* _Saved data entries_
--- Begin ---

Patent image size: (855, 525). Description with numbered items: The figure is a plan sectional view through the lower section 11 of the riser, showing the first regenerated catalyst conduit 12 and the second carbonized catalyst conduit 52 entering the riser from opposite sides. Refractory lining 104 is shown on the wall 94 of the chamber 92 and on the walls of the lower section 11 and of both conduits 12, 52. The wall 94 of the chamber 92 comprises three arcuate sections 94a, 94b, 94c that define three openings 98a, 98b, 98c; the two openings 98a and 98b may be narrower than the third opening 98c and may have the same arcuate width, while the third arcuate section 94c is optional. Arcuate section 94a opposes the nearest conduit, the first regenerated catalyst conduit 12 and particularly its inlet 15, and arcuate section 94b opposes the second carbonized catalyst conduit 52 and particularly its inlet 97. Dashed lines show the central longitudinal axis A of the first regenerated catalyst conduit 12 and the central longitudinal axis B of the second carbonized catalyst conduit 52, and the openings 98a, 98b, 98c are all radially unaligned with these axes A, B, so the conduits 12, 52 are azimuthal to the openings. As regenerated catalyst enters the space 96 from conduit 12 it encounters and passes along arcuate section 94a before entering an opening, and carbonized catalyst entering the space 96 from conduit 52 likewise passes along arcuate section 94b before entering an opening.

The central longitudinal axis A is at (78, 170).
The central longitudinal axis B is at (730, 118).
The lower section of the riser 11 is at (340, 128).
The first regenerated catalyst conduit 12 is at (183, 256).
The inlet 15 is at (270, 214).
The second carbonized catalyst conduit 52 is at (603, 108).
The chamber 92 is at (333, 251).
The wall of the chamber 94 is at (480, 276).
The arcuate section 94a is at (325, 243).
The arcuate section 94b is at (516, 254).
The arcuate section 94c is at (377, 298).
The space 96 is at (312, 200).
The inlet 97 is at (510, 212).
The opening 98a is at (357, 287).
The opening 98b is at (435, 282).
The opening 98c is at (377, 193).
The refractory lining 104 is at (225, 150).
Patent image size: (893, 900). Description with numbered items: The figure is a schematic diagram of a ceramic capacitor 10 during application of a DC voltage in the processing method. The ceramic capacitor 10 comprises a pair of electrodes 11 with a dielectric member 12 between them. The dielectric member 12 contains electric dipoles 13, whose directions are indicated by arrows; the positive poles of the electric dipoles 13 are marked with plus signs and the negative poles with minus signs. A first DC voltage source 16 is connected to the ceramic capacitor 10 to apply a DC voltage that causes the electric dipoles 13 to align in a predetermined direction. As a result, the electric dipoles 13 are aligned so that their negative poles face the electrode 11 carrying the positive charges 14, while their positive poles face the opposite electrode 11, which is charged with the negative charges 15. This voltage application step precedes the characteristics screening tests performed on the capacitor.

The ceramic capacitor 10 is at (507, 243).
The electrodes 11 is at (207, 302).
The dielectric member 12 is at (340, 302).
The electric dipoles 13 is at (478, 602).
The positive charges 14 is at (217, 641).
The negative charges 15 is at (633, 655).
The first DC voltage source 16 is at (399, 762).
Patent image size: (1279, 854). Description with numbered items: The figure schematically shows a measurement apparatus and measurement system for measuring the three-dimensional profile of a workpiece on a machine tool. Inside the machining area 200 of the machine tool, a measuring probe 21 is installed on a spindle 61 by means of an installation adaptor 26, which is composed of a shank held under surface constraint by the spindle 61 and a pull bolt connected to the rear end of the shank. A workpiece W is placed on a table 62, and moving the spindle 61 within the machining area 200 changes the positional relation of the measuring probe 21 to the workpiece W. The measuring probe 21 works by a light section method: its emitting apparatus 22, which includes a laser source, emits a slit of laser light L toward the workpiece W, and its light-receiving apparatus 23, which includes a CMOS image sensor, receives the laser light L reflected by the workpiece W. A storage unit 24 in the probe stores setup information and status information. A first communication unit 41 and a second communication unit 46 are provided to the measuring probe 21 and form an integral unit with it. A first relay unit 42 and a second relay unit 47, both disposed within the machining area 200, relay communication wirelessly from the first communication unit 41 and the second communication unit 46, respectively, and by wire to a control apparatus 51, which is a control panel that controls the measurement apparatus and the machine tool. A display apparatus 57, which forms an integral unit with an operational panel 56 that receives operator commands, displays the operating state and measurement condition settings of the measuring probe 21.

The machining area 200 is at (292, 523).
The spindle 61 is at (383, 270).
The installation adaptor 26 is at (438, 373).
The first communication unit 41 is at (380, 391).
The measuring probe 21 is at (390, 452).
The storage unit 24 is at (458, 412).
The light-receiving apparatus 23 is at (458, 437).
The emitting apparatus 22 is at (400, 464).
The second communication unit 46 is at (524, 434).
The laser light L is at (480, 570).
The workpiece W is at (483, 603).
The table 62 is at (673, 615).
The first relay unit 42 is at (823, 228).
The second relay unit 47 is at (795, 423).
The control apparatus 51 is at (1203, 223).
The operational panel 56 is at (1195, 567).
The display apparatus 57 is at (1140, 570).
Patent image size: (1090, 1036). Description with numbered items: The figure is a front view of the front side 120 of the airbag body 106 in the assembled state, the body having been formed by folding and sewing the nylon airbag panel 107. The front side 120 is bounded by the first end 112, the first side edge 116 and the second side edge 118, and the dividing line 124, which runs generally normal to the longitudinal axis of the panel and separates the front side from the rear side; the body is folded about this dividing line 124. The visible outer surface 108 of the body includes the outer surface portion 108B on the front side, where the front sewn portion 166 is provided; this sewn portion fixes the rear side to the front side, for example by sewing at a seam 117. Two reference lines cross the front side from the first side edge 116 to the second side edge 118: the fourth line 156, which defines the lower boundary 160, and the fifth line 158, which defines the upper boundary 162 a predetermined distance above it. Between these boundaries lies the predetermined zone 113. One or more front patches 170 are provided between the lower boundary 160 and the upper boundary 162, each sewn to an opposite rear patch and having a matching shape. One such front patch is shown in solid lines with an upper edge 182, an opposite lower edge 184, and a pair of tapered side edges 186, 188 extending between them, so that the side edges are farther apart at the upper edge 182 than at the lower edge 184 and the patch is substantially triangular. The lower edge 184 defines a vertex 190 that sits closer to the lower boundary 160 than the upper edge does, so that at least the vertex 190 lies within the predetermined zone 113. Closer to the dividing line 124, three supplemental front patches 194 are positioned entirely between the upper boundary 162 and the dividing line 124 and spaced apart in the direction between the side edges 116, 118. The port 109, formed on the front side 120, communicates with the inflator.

--- End ---

* _Job_
Identify every line in the items above that contains the string "dipoles", matching case exactly, and copy each of those lines.

* _Written answer_
Patent image size: (893, 900). Description with numbered items: The figure is a schematic diagram of a ceramic capacitor 10 during application of a DC voltage in the processing method. The ceramic capacitor 10 comprises a pair of electrodes 11 with a dielectric member 12 between them. The dielectric member 12 contains electric dipoles 13, whose directions are indicated by arrows; the positive poles of the electric dipoles 13 are marked with plus signs and the negative poles with minus signs. A first DC voltage source 16 is connected to the ceramic capacitor 10 to apply a DC voltage that causes the electric dipoles 13 to align in a predetermined direction. As a result, the electric dipoles 13 are aligned so that their negative poles face the electrode 11 carrying the positive charges 14, while their positive poles face the opposite electrode 11, which is charged with the negative charges 15. This voltage application step precedes the characteristics screening tests performed on the capacitor.
The electric dipoles 13 is at (478, 602).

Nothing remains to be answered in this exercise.